UPDATED 18:04 EDT / MAY 31 2017

EMERGING TECH

Amazon engineer lets Twitch play the stock market with his money

Most people would not want a bunch of random strangers playing around with their money on the stock market, but that is exactly what Mike Roberts is doing through Twitch, Amazon.com Inc.’s popular live streaming platform for gamers.

Roberts is a Seattle-based software engineer at Amazon, and he decided to put up $50,000 of his own money for Twitch users to play around with on the stock market. Twitch has a long tradition of “Twitch Plays” streams, where users are able to control a game by typing commands into chat, and Roberts’ StockStream follows this same formula.

“I’d seen the idea posted around on some subreddits [on Reddit.com], so just decided to build it,” Roberts told Polygon. “I just read peoples buy/sell commands from the chat window, do a simple counting of each vote, take the top vote and place that trade. That part of the system was actually easy to build — the tough part was building the UI and getting the system to a stable point where it was ready [for] long term usage.”

Probably the best known collaborative game experience on Twitch was Twitch Plays Pokemon, which almost always descended into pure chaos because the game executed the first command it saw when it checked for an input every few seconds. This meant that the entire chat room would shout different commands over and over as they tried to get the game to do what they wanted. Later Twitch Plays games used a voting system, with the game executing the top-voted commands.

Source data

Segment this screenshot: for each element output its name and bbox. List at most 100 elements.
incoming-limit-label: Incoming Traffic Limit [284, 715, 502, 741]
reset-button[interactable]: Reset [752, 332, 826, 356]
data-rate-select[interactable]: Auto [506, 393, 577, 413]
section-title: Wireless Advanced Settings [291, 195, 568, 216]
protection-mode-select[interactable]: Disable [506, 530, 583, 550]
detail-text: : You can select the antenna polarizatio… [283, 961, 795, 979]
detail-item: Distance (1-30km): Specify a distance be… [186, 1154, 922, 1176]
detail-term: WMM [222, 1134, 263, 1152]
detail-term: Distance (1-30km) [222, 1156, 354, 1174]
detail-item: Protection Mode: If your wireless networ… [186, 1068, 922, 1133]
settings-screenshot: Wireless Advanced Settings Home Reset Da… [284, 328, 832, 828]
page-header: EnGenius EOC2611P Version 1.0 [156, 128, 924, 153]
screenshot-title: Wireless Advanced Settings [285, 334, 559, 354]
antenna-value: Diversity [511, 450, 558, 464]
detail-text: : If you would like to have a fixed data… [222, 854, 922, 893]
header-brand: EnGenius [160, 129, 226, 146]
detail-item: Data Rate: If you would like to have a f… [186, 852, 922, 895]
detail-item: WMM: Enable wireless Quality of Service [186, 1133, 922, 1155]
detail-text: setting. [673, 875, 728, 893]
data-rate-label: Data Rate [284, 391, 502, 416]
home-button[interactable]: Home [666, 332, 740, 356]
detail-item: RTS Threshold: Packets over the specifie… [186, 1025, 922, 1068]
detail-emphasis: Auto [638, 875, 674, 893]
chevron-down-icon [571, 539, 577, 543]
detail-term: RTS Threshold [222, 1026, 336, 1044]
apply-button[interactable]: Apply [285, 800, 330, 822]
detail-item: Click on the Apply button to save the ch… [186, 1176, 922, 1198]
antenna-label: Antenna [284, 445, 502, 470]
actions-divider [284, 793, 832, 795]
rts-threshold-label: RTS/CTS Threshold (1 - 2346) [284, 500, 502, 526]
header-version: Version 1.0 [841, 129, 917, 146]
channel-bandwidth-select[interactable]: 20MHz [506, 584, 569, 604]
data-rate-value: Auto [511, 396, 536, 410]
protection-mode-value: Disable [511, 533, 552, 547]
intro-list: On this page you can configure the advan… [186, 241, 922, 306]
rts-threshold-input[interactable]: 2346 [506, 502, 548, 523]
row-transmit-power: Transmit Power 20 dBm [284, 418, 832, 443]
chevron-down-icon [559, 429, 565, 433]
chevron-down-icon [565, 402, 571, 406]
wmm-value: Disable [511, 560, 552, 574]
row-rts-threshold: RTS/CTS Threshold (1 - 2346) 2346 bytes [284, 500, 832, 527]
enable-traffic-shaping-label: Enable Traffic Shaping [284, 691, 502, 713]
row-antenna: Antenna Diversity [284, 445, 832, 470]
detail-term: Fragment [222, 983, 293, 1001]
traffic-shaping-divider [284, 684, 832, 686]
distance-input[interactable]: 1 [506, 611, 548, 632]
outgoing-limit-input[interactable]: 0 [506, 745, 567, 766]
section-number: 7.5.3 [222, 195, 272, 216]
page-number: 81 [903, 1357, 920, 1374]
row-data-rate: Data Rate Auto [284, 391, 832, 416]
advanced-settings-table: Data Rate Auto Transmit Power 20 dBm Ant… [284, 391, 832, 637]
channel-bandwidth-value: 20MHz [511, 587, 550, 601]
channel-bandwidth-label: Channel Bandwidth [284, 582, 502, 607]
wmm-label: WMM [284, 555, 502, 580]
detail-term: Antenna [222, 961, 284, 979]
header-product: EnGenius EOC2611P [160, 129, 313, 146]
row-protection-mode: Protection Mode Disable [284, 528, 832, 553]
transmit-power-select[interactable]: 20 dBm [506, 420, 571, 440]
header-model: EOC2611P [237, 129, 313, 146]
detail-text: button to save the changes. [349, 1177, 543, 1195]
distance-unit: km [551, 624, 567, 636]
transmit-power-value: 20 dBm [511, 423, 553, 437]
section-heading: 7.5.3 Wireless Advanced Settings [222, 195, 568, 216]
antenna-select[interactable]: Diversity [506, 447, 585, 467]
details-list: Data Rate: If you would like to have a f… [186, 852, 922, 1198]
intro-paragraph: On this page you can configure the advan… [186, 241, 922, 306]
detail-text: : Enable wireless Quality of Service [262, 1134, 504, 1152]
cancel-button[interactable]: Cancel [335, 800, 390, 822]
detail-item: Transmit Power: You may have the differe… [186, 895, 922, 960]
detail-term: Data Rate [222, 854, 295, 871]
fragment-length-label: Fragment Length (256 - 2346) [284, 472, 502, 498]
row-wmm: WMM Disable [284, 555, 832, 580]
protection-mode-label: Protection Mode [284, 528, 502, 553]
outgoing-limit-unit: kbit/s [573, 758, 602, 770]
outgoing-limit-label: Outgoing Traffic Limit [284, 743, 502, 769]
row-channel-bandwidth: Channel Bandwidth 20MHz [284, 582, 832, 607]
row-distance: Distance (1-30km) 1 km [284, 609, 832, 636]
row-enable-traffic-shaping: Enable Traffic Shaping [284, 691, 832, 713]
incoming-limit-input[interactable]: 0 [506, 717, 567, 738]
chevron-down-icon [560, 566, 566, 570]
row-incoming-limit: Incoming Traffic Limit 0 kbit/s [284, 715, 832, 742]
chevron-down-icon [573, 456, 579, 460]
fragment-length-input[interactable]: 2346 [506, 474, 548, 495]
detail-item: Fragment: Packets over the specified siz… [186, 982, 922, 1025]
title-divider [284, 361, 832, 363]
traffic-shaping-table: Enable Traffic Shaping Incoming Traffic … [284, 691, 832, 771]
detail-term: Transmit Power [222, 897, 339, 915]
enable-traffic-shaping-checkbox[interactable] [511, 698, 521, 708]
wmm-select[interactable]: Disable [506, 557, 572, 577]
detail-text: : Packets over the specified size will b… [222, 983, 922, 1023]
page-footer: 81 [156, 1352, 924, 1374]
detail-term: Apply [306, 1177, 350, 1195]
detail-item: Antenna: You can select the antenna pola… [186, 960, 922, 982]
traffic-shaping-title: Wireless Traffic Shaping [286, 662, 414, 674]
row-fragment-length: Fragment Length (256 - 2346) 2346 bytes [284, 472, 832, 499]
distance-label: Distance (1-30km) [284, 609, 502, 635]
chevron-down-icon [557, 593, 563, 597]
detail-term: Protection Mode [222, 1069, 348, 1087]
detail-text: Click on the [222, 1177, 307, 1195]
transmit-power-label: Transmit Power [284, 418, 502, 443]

**List of tasks**
1. Give, in order, the steps Roberts says his system uses to turn the chat into a trade in the article about the Twitch stock-market stream.
2. Continue the article about the Twitch stock-market stream, starting after its final paragraph.

**Results by task**
1.
1. Read people's buy/sell commands from the chat window.
2. Do a simple counting of each vote.
3. Take the top vote.
4. Place that trade.

2.
While some users have complained that these systems are not as fun, they keep the games more structured and give the chat a better chance at actually accomplishing something, which is why Roberts’ StockStream uses this system.

Twitch users have already placed thousands of votes on StockStream to control Roberts’ money, but so far his value has only fluctuated by less than $50 in both directions. Roberts admitted that he was a bit worried about what would happen when he put his money in the hands of Twitch users, but he said that he is already feeling more confident.

“Before today, I was a bit skeptical — thought I might lose money quickly, but things seem OK,” Roberts said. “Now that a lot of the money is diversified, the swings in value should start getting bigger. I ran some simulations with some made-up data, and calculated that it would last at least a couple months. But now that there are so many people using it, I’m getting lots of Robinhood referrals, so the account could start getting bigger and bigger.”